____ Document extract

So I need some recommendations for using this proofer.  I know that I want to make scones.  

btw, I just learning the bakery aspect of this business.  My present sales utilize largely frozen stuff.

thanks.
John


----------



## leeniek (Aug 21, 2009)

Hi John, 

I can't help you with the proofer as I have never had need to use one for baking purposes but I can help you with ideas for your coffeeshop menu with regards to from scratch items.  

If your proofer has a holding feature you might want to consider adding pizza to your menu.. you could make your crust from scratch and have a different pizza of the day each day of the week.

Homemade breads come to mind... at the cafe I used an ABM to make the dough (time saver) and then I would make foccaccia or a loaf bread out of the dough, finish it in the oven and we would serve it with our soup or salad of the day as well as our chili.  

We also made our own muffin batter in bulk and then kept it in the fridge for no longer than three days and use it as we needed it.  We would make three different types of muffins a day so we made sure we had enough batter made ahead to account for that.  There is frozen muffin batter out there I know,  but they don't compare to the taste of a made from scratch muffin.  You could also do savoury muffins using the same technique.  If you are going to add any kind of meat to the mix you need to cook it before you add it to the batter.

________
____ Extracted entries

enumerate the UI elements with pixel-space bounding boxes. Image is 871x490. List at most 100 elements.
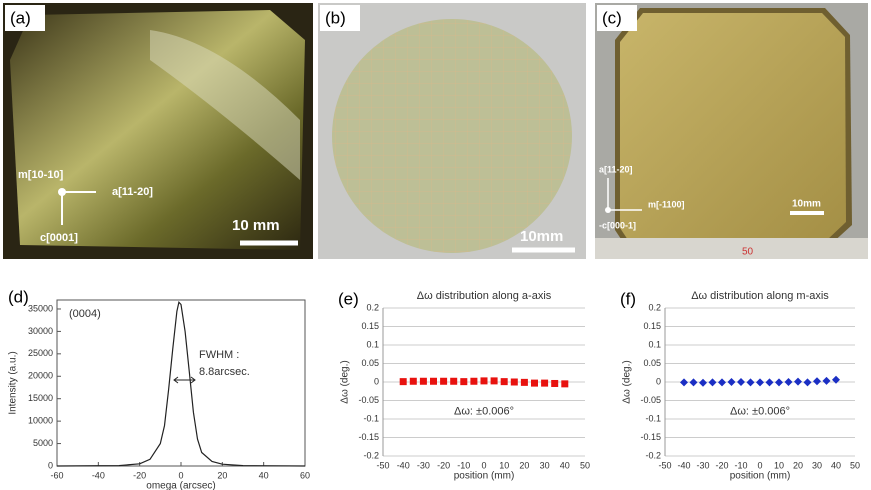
x-tick-label: 30 xyxy=(812,460,822,470)
point xyxy=(737,378,745,386)
point xyxy=(430,377,437,385)
x-tick-label: -30 xyxy=(696,460,709,470)
point xyxy=(510,378,518,386)
x-tick-label: 30 xyxy=(540,460,550,470)
point xyxy=(727,378,736,386)
panel-label: (b) xyxy=(325,8,346,27)
x-tick-label: -20 xyxy=(715,460,728,470)
point xyxy=(450,377,458,385)
axis-label: m[-1100] xyxy=(648,199,685,209)
y-axis-label: Δω (deg.) xyxy=(340,360,351,403)
y-tick-label: 5000 xyxy=(33,438,53,448)
point xyxy=(561,380,569,388)
data-line xyxy=(56,300,306,467)
point xyxy=(699,378,707,387)
x-tick-label: -60 xyxy=(50,470,63,480)
annotation: (0004) xyxy=(69,308,101,320)
y-tick-label: 0.15 xyxy=(361,321,379,331)
x-tick-label: 60 xyxy=(300,470,310,480)
x-tick-label: 40 xyxy=(831,460,841,470)
point xyxy=(551,379,559,387)
photo-a: (a) m[10-10] a[11-20] c[0001] 10 mm xyxy=(3,3,313,259)
point xyxy=(784,378,793,386)
x-axis-label: position (mm) xyxy=(730,471,791,482)
x-tick-label: -50 xyxy=(376,460,389,470)
point xyxy=(708,378,717,387)
point xyxy=(520,378,528,386)
point xyxy=(718,378,726,387)
point xyxy=(832,375,840,384)
y-tick-label: 0.1 xyxy=(366,339,379,349)
scale-label: 10mm xyxy=(520,228,563,245)
panel-label: (a) xyxy=(10,8,31,27)
y-tick-label: -0.1 xyxy=(363,413,379,423)
point xyxy=(460,378,468,386)
y-tick-label: 0.2 xyxy=(648,302,661,312)
y-tick-label: 10000 xyxy=(28,416,53,426)
x-axis-label: position (mm) xyxy=(454,471,515,482)
x-tick-label: 0 xyxy=(481,460,486,470)
chart-title: Δω distribution along m-axis xyxy=(691,290,829,302)
scale-label: 10mm xyxy=(792,199,821,210)
x-tick-label: 50 xyxy=(580,460,590,470)
chart-title: Δω distribution along a-axis xyxy=(417,290,552,302)
y-tick-label: 0.1 xyxy=(648,339,661,349)
x-tick-label: -10 xyxy=(457,460,470,470)
scale-label: 10 mm xyxy=(232,217,280,234)
y-tick-label: -0.15 xyxy=(640,432,661,442)
x-axis-label: omega (arcsec) xyxy=(146,481,215,490)
x-tick-label: 20 xyxy=(793,460,803,470)
panel-label: (d) xyxy=(8,287,29,306)
y-tick-label: 0 xyxy=(48,460,53,470)
point xyxy=(541,379,549,387)
point xyxy=(680,378,688,387)
x-tick-label: 10 xyxy=(499,460,509,470)
y-tick-label: -0.2 xyxy=(645,450,661,460)
point xyxy=(500,378,508,386)
x-tick-label: -20 xyxy=(133,470,146,480)
y-tick-label: -0.15 xyxy=(358,432,379,442)
x-tick-label: -50 xyxy=(658,460,671,470)
axis-label: a[11-20] xyxy=(112,186,153,198)
x-tick-label: -20 xyxy=(437,460,450,470)
point xyxy=(803,378,812,387)
panel-label: (f) xyxy=(620,289,636,308)
y-axis-label: Δω (deg.) xyxy=(622,360,633,403)
y-tick-label: 0 xyxy=(374,376,379,386)
point xyxy=(746,378,755,387)
x-tick-label: 40 xyxy=(259,470,269,480)
point xyxy=(419,377,427,385)
axis-label: -c[000-1] xyxy=(599,220,636,230)
y-tick-label: 30000 xyxy=(28,326,53,336)
y-tick-label: 0.05 xyxy=(361,358,379,368)
point xyxy=(480,377,488,385)
point xyxy=(440,377,448,385)
y-tick-label: 0 xyxy=(656,376,661,386)
point xyxy=(399,378,407,386)
y-tick-label: 25000 xyxy=(28,348,53,358)
panel-label: (c) xyxy=(602,8,622,27)
axis-label: a[11-20] xyxy=(599,164,633,174)
point xyxy=(409,377,417,385)
x-tick-label: 40 xyxy=(560,460,570,470)
y-tick-label: -0.2 xyxy=(363,450,379,460)
photo-b: (b) 10mm xyxy=(318,3,586,259)
point xyxy=(689,378,698,387)
axis-label: m[10-10] xyxy=(18,169,64,181)
x-tick-label: -40 xyxy=(677,460,690,470)
point xyxy=(531,379,538,387)
plot-frame xyxy=(56,299,306,467)
point xyxy=(490,377,498,385)
x-tick-label: -10 xyxy=(734,460,747,470)
ruler-label: 50 xyxy=(742,247,754,258)
annotation: Δω: ±0.006° xyxy=(454,406,514,418)
point xyxy=(794,377,802,386)
annotation: 8.8arcsec. xyxy=(199,366,250,378)
y-tick-label: -0.05 xyxy=(358,395,379,405)
panel-label: (e) xyxy=(338,289,359,308)
annotation: Δω: ±0.006° xyxy=(730,406,790,418)
point xyxy=(822,376,831,385)
y-tick-label: 20000 xyxy=(28,371,53,381)
y-tick-label: 0.05 xyxy=(643,358,661,368)
y-tick-label: -0.1 xyxy=(645,413,661,423)
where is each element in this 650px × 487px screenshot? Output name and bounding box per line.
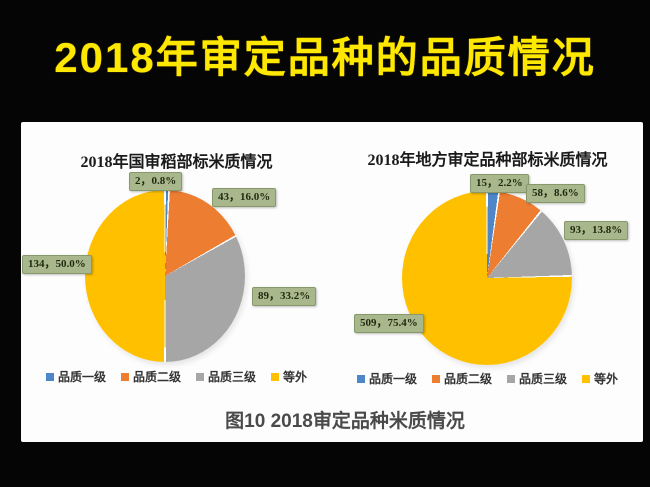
legend-label-grade2: 品质二级 <box>132 370 181 384</box>
legend-label-grade1: 品质一级 <box>57 370 106 384</box>
legend-label-offgrade: 等外 <box>594 372 619 386</box>
legend-item-grade1: 品质一级 <box>356 370 417 387</box>
pie-label-grade2: 58，8.6% <box>526 184 585 204</box>
legend-item-offgrade: 等外 <box>271 368 307 385</box>
pie-label-grade1: 15，2.2% <box>470 174 529 194</box>
legend-label-grade2: 品质二级 <box>443 372 492 386</box>
legend-item-grade2: 品质二级 <box>431 370 492 387</box>
pie-label-grade2: 43，16.0% <box>212 188 277 208</box>
legend-marker-offgrade <box>582 374 591 383</box>
legend-label-grade3: 品质三级 <box>208 370 257 384</box>
legend-label-grade3: 品质三级 <box>519 372 568 386</box>
pie-label-grade3: 89，33.2% <box>252 287 317 307</box>
chart-title-local: 2018年地方审定品种部标米质情况 <box>367 152 608 169</box>
charts-panel: 2018年国审稻部标米质情况 2，0.8% 43，16.0% 89，33.2% … <box>21 122 643 442</box>
pie-chart-national: 2018年国审稻部标米质情况 2，0.8% 43，16.0% 89，33.2% … <box>21 122 332 400</box>
legend-marker-offgrade <box>271 372 280 381</box>
legend-marker-grade2 <box>431 374 440 383</box>
pie-label-offgrade: 509，75.4% <box>354 314 424 334</box>
pie-label-grade1: 2，0.8% <box>129 172 183 192</box>
pie-local <box>402 191 572 365</box>
figure-caption: 图10 2018审定品种米质情况 <box>225 411 465 432</box>
legend-marker-grade1 <box>356 374 365 383</box>
legend-item-grade2: 品质二级 <box>120 368 181 385</box>
pie-chart-local: 2018年地方审定品种部标米质情况 15，2.2% 58，8.6% 93，13.… <box>332 122 643 400</box>
slide-title: 2018年审定品种的品质情况 <box>54 34 596 81</box>
legend-local: 品质一级 品质二级 品质三级 等外 <box>332 370 643 387</box>
legend-item-grade1: 品质一级 <box>45 368 106 385</box>
legend-marker-grade3 <box>507 374 515 383</box>
legend-item-offgrade: 等外 <box>582 370 618 387</box>
legend-marker-grade2 <box>120 372 129 381</box>
legend-marker-grade1 <box>45 372 54 381</box>
legend-label-offgrade: 等外 <box>283 370 308 384</box>
legend-national: 品质一级 品质二级 品质三级 等外 <box>21 368 332 385</box>
legend-marker-grade3 <box>196 372 204 381</box>
pie-label-offgrade: 134，50.0% <box>22 255 92 275</box>
pie-label-grade3: 93，13.8% <box>564 221 629 241</box>
legend-label-grade1: 品质一级 <box>368 372 417 386</box>
legend-item-grade3: 品质三级 <box>507 370 567 387</box>
chart-title-national: 2018年国审稻部标米质情况 <box>80 154 273 171</box>
pie-national <box>85 190 245 362</box>
legend-item-grade3: 品质三级 <box>196 368 256 385</box>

________

= Written task =
How would the forum thread on from-scratch baking for a coffeeshop menu go on next? Continue it from its final sentence.

= Reply to the exercise =
Hello Dolly bars, Buttertart squares and lemon bars were good sellers for us as well.  All are very easy to make from scratch and our customers loved them.  

Every so often I'd make raspberry cocounut bars, and rocky road bars as well as molasses cookies and pretty much anything else we thought people would enjoy with their cup of coffee or tea. 

I added chocolate chip cream cheese brownies to the dessert case when I started there and they also sold well.  They're a nice cross between a cheesecake and a brownie.  

Bread pudding was a very good seller.  We made ours with fruit and added no sugar so there was a menu option for diabetics and people on sugar reduced diets.  What we did though was pour some sugar free syrup (like the Torani syrups for flavouring coffee) over a slice of it before serving so the sweet taste was there, just not with the added sugar.  You could also make sugar free sauces using seasonal fruits, and let the flavours of the fruits speak for themselves.

Our customers were a mix.. we had some high end customers (not sure if any of you have heard of of Tom Wilson or Cathy Jones  both are Canadian celebrities.. he is known for his musical and art works, and she is one of the regulars on This Hour has 22 Minutes and they were semi-regular customers of ours) and then we had for the most part average people who wanted a good meal and a nice cup of tea or coffee.  What we provided was good food, friendly service and a comfortable atmosphere where everyone was accepted no matter what their background was.  We even had an olympic gymnast and her mom come in now and then just for coffee.  They were the nicest people... we'd always give them a sqare or something to enjoy with their coffee on us just because we wanted to.. they were that nice.  We treated all of our customers now and then.

What are your hours of operation?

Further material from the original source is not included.